■ **Directive**
Convert the stretch of the entries that opens with the line containing "Patent image size: (1020, 842)." and closes with the line containing "The fourth microphone 112 is at (483, 489)." into a JSON list of strings, one string per line and both end lines included. Leave out blank lines.

— begin Extracted material —

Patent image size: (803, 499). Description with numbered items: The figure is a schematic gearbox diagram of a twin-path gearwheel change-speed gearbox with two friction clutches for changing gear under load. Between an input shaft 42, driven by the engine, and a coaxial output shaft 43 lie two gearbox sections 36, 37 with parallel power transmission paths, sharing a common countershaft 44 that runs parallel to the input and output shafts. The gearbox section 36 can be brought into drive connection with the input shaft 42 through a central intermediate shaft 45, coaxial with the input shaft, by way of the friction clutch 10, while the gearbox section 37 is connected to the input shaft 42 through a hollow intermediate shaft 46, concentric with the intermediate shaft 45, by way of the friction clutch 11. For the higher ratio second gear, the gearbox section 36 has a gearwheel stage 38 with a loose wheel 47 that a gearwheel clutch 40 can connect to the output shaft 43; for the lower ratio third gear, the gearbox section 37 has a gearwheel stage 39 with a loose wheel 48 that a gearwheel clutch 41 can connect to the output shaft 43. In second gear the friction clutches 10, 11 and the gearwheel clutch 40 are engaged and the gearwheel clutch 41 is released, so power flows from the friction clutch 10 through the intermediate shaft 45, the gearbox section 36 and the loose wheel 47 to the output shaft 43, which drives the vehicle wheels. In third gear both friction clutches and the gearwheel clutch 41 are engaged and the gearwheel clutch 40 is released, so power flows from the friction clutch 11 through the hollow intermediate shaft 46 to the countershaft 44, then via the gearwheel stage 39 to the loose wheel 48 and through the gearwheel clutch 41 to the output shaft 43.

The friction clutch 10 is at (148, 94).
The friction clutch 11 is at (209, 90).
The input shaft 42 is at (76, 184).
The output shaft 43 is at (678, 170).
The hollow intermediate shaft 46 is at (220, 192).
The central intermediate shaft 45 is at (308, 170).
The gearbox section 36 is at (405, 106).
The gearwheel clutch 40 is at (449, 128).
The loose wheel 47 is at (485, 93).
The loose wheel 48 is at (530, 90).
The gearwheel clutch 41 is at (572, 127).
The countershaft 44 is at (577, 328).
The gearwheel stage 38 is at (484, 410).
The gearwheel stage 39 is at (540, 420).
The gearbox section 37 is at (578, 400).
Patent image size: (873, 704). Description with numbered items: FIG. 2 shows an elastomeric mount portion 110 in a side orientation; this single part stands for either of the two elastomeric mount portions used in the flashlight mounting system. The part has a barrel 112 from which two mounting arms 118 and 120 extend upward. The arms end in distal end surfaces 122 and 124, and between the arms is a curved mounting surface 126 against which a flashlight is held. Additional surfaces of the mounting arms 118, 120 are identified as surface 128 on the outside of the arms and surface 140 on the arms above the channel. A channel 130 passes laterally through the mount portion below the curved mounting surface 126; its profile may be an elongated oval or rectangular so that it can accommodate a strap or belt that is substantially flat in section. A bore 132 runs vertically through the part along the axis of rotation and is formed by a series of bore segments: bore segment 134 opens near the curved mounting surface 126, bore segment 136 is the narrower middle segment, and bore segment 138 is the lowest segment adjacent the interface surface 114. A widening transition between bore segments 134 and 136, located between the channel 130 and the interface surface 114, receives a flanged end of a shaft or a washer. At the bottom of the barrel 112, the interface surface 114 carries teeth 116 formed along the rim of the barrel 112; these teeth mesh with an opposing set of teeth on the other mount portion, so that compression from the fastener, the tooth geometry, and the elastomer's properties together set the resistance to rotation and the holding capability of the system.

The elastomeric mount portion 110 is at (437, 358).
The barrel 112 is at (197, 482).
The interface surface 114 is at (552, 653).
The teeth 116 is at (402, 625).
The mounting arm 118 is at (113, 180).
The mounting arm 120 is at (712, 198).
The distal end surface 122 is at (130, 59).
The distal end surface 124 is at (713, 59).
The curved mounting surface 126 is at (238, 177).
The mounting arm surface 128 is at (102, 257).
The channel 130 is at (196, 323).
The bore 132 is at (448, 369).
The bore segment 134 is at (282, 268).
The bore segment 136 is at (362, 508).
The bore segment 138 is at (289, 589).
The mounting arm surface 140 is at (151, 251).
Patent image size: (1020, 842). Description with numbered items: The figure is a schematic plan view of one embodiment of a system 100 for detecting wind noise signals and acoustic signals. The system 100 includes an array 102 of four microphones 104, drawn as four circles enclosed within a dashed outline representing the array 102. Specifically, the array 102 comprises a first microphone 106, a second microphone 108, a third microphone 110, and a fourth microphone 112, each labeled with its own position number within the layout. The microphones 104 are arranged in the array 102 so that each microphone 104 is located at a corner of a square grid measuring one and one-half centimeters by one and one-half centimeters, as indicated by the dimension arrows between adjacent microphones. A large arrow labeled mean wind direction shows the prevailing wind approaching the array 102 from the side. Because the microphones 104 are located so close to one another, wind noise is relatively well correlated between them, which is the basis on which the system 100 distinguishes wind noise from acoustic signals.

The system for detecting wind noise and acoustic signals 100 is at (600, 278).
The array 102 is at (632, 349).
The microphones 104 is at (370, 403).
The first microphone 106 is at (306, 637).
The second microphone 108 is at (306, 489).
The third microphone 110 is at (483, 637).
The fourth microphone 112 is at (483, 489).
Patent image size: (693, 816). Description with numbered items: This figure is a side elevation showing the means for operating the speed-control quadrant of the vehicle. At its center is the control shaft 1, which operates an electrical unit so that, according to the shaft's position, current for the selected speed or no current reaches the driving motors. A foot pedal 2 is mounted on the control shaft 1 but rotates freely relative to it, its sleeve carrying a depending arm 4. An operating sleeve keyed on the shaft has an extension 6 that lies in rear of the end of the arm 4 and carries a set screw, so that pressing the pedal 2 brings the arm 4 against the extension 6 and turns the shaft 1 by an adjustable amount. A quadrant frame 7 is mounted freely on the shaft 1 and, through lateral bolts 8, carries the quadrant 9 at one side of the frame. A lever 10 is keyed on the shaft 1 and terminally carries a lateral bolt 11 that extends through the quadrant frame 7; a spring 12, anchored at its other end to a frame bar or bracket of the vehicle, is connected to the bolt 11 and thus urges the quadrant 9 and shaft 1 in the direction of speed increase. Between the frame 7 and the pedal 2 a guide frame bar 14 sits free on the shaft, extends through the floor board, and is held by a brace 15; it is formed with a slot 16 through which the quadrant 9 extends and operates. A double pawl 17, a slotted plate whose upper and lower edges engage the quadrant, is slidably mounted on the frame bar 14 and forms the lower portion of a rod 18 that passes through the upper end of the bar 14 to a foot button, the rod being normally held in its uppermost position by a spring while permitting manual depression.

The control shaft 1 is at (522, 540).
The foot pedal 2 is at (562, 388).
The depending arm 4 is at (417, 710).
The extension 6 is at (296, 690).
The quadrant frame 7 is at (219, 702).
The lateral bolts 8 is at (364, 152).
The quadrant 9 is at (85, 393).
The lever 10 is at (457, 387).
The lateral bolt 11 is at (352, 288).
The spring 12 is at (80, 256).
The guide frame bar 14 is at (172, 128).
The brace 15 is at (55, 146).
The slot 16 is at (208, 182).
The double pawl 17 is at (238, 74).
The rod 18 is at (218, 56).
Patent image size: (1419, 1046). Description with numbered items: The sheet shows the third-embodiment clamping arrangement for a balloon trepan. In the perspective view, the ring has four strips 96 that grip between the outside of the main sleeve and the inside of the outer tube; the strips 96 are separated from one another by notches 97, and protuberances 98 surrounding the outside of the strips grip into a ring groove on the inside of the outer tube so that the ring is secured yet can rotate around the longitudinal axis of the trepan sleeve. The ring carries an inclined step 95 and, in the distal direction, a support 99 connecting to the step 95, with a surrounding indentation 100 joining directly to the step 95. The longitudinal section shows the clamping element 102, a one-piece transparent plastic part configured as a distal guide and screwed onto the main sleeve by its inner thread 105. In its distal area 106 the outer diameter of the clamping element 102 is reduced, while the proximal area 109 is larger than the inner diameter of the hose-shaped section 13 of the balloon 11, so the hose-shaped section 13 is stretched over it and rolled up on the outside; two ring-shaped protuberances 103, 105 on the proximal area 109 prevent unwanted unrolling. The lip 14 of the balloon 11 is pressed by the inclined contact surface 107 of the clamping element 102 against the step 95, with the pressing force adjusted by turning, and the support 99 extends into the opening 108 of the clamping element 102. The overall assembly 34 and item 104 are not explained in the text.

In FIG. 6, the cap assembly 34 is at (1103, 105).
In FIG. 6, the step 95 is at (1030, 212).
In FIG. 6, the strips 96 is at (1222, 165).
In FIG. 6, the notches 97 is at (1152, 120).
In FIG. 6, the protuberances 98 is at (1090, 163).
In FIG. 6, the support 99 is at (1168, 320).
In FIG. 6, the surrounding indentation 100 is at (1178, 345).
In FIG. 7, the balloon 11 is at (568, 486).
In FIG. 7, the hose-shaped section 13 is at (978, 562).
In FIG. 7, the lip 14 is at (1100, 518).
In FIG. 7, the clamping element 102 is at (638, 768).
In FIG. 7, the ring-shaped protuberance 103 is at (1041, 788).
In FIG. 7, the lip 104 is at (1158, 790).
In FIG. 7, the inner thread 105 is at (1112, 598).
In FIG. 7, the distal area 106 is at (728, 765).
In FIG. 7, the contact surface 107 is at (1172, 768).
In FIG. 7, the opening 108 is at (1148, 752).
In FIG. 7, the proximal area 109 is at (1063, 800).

— end Extracted material —

■ **Final result**
[
  "Patent image size: (1020, 842). Description with numbered items: The figure is a schematic plan view of one embodiment of a system 100 for detecting wind noise signals and acoustic signals. The system 100 includes an array 102 of four microphones 104, drawn as four circles enclosed within a dashed outline representing the array 102. Specifically, the array 102 comprises a first microphone 106, a second microphone 108, a third microphone 110, and a fourth microphone 112, each labeled with its own position number within the layout. The microphones 104 are arranged in the array 102 so that each microphone 104 is located at a corner of a square grid measuring one and one-half centimeters by one and one-half centimeters, as indicated by the dimension arrows between adjacent microphones. A large arrow labeled mean wind direction shows the prevailing wind approaching the array 102 from the side. Because the microphones 104 are located so close to one another, wind noise is relatively well correlated between them, which is the basis on which the system 100 distinguishes wind noise from acoustic signals.",
  "The system for detecting wind noise and acoustic signals 100 is at (600, 278).",
  "The array 102 is at (632, 349).",
  "The microphones 104 is at (370, 403).",
  "The first microphone 106 is at (306, 637).",
  "The second microphone 108 is at (306, 489).",
  "The third microphone 110 is at (483, 637).",
  "The fourth microphone 112 is at (483, 489)."
]